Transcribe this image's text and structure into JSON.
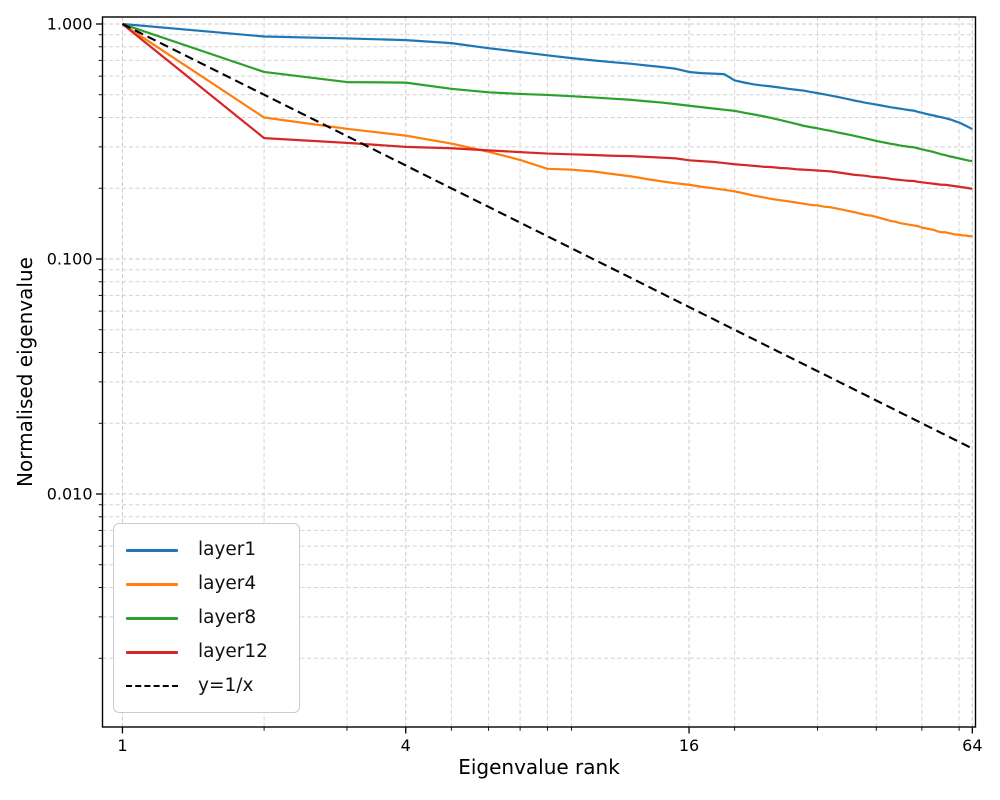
{
  "figure": {
    "xlabel": "Eigenvalue rank",
    "ylabel": "Normalised eigenvalue",
    "background": "#ffffff"
  },
  "axes": {
    "x": {
      "scale": "log",
      "major_ticks": [
        {
          "value": 1,
          "label": "1"
        },
        {
          "value": 4,
          "label": "4"
        },
        {
          "value": 16,
          "label": "16"
        },
        {
          "value": 64,
          "label": "64"
        }
      ],
      "minor_ticks": [
        2,
        3,
        5,
        6,
        7,
        8,
        9,
        20,
        30,
        40,
        50,
        60
      ]
    },
    "y": {
      "scale": "log",
      "major_ticks": [
        {
          "value": 1.0,
          "label": "1.000"
        },
        {
          "value": 0.1,
          "label": "0.100"
        },
        {
          "value": 0.01,
          "label": "0.010"
        }
      ],
      "minor_ticks": [
        0.9,
        0.8,
        0.7,
        0.6,
        0.5,
        0.4,
        0.3,
        0.2,
        0.09,
        0.08,
        0.07,
        0.06,
        0.05,
        0.04,
        0.03,
        0.02,
        0.009,
        0.008,
        0.007,
        0.006,
        0.005,
        0.004,
        0.003,
        0.002
      ]
    },
    "grid_color": "#d4d4d4",
    "spine_color": "#000000"
  },
  "chart_data": {
    "type": "line",
    "title": "",
    "xlabel": "Eigenvalue rank",
    "ylabel": "Normalised eigenvalue",
    "x_scale": "log",
    "y_scale": "log",
    "xlim": [
      0.907,
      65.0
    ],
    "ylim": [
      0.00102,
      1.071
    ],
    "grid": "both, dashed light gray",
    "legend_position": "lower left",
    "x": [
      1,
      2,
      3,
      4,
      5,
      6,
      7,
      8,
      9,
      10,
      11,
      12,
      13,
      14,
      15,
      16,
      17,
      18,
      19,
      20,
      21,
      22,
      23,
      24,
      25,
      26,
      27,
      28,
      29,
      30,
      31,
      32,
      33,
      34,
      35,
      36,
      37,
      38,
      39,
      40,
      41,
      42,
      43,
      44,
      45,
      46,
      47,
      48,
      49,
      50,
      51,
      52,
      53,
      54,
      55,
      56,
      57,
      58,
      59,
      60,
      61,
      62,
      63,
      64
    ],
    "series": [
      {
        "name": "layer1",
        "color": "#1f77b4",
        "dashed": false,
        "values": [
          1.0,
          0.885,
          0.868,
          0.854,
          0.829,
          0.789,
          0.76,
          0.736,
          0.716,
          0.7,
          0.688,
          0.678,
          0.666,
          0.656,
          0.645,
          0.625,
          0.618,
          0.615,
          0.612,
          0.575,
          0.563,
          0.553,
          0.547,
          0.542,
          0.536,
          0.53,
          0.525,
          0.521,
          0.514,
          0.508,
          0.502,
          0.496,
          0.49,
          0.484,
          0.478,
          0.472,
          0.467,
          0.462,
          0.458,
          0.454,
          0.45,
          0.446,
          0.442,
          0.439,
          0.436,
          0.433,
          0.43,
          0.428,
          0.423,
          0.419,
          0.415,
          0.411,
          0.408,
          0.404,
          0.401,
          0.398,
          0.394,
          0.39,
          0.385,
          0.381,
          0.375,
          0.369,
          0.363,
          0.357
        ]
      },
      {
        "name": "layer4",
        "color": "#ff7f0e",
        "dashed": false,
        "values": [
          1.0,
          0.4,
          0.358,
          0.335,
          0.31,
          0.286,
          0.264,
          0.242,
          0.24,
          0.236,
          0.23,
          0.225,
          0.219,
          0.214,
          0.21,
          0.207,
          0.203,
          0.2,
          0.197,
          0.194,
          0.19,
          0.186,
          0.183,
          0.18,
          0.178,
          0.176,
          0.174,
          0.172,
          0.17,
          0.169,
          0.167,
          0.166,
          0.164,
          0.162,
          0.16,
          0.158,
          0.156,
          0.154,
          0.153,
          0.151,
          0.149,
          0.147,
          0.145,
          0.144,
          0.142,
          0.141,
          0.14,
          0.139,
          0.138,
          0.136,
          0.135,
          0.134,
          0.133,
          0.131,
          0.13,
          0.13,
          0.129,
          0.128,
          0.127,
          0.127,
          0.126,
          0.126,
          0.125,
          0.125
        ]
      },
      {
        "name": "layer8",
        "color": "#2ca02c",
        "dashed": false,
        "values": [
          1.0,
          0.625,
          0.566,
          0.563,
          0.53,
          0.512,
          0.504,
          0.499,
          0.493,
          0.487,
          0.481,
          0.476,
          0.469,
          0.463,
          0.456,
          0.449,
          0.443,
          0.437,
          0.432,
          0.427,
          0.419,
          0.412,
          0.405,
          0.398,
          0.39,
          0.383,
          0.376,
          0.369,
          0.364,
          0.36,
          0.355,
          0.351,
          0.346,
          0.342,
          0.338,
          0.334,
          0.33,
          0.326,
          0.322,
          0.318,
          0.315,
          0.312,
          0.309,
          0.307,
          0.304,
          0.302,
          0.3,
          0.299,
          0.296,
          0.293,
          0.29,
          0.288,
          0.285,
          0.282,
          0.279,
          0.277,
          0.274,
          0.272,
          0.27,
          0.268,
          0.266,
          0.264,
          0.262,
          0.261
        ]
      },
      {
        "name": "layer12",
        "color": "#d62728",
        "dashed": false,
        "values": [
          1.0,
          0.327,
          0.312,
          0.3,
          0.296,
          0.29,
          0.285,
          0.281,
          0.279,
          0.277,
          0.275,
          0.274,
          0.272,
          0.27,
          0.268,
          0.263,
          0.261,
          0.259,
          0.256,
          0.253,
          0.251,
          0.249,
          0.247,
          0.246,
          0.244,
          0.243,
          0.241,
          0.24,
          0.239,
          0.238,
          0.237,
          0.236,
          0.234,
          0.232,
          0.23,
          0.228,
          0.227,
          0.226,
          0.224,
          0.223,
          0.222,
          0.221,
          0.219,
          0.218,
          0.217,
          0.216,
          0.215,
          0.215,
          0.213,
          0.212,
          0.211,
          0.21,
          0.209,
          0.208,
          0.207,
          0.207,
          0.206,
          0.205,
          0.204,
          0.203,
          0.202,
          0.201,
          0.2,
          0.199
        ]
      },
      {
        "name": "y=1/x",
        "color": "#000000",
        "dashed": true,
        "values": [
          1.0,
          0.5,
          0.33333,
          0.25,
          0.2,
          0.16667,
          0.14286,
          0.125,
          0.11111,
          0.1,
          0.09091,
          0.08333,
          0.07692,
          0.07143,
          0.06667,
          0.0625,
          0.05882,
          0.05556,
          0.05263,
          0.05,
          0.04762,
          0.04545,
          0.04348,
          0.04167,
          0.04,
          0.03846,
          0.03704,
          0.03571,
          0.03448,
          0.03333,
          0.03226,
          0.03125,
          0.0303,
          0.02941,
          0.02857,
          0.02778,
          0.02703,
          0.02632,
          0.02564,
          0.025,
          0.02439,
          0.02381,
          0.02326,
          0.02273,
          0.02222,
          0.02174,
          0.02128,
          0.02083,
          0.02041,
          0.02,
          0.01961,
          0.01923,
          0.01887,
          0.01852,
          0.01818,
          0.01786,
          0.01754,
          0.01724,
          0.01695,
          0.01667,
          0.01639,
          0.01613,
          0.01587,
          0.01563
        ]
      }
    ]
  }
}
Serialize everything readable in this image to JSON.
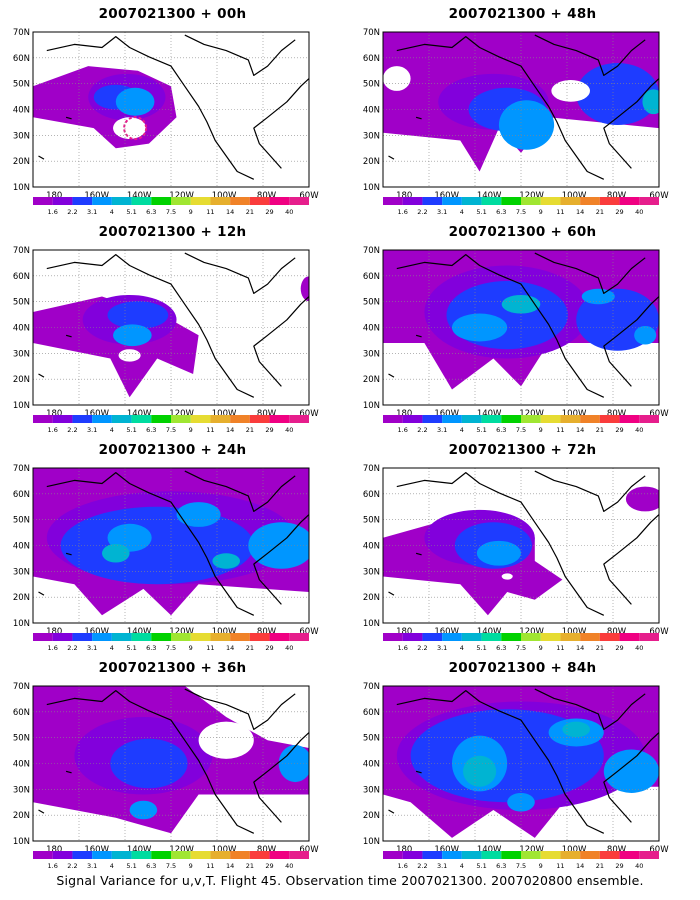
{
  "figure": {
    "caption": "Signal Variance for u,v,T. Flight 45. Observation time 2007021300. 2007020800 ensemble.",
    "lat_labels": [
      "70N",
      "60N",
      "50N",
      "40N",
      "30N",
      "20N",
      "10N"
    ],
    "lon_labels": [
      "180",
      "160W",
      "140W",
      "120W",
      "100W",
      "80W",
      "60W"
    ],
    "colorbar": {
      "levels": [
        "1.6",
        "2.2",
        "3.1",
        "4",
        "5.1",
        "6.3",
        "7.5",
        "9",
        "11",
        "14",
        "21",
        "29",
        "40"
      ],
      "colors": [
        "#a000c8",
        "#8200dc",
        "#1e3cff",
        "#0096ff",
        "#00b4d2",
        "#00dca0",
        "#00d200",
        "#a0e632",
        "#e6dc32",
        "#e6af2d",
        "#f08228",
        "#fa3c3c",
        "#f00082",
        "#e61e8c"
      ]
    },
    "panels": [
      {
        "title": "2007021300 + 00h"
      },
      {
        "title": "2007021300 + 48h"
      },
      {
        "title": "2007021300 + 12h"
      },
      {
        "title": "2007021300 + 60h"
      },
      {
        "title": "2007021300 + 24h"
      },
      {
        "title": "2007021300 + 72h"
      },
      {
        "title": "2007021300 + 36h"
      },
      {
        "title": "2007021300 + 84h"
      }
    ]
  }
}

● **TASK OBJECTIVE**:
Give the count of lines containing "title", with no added text.

● **EXERCISE RESULT**:
9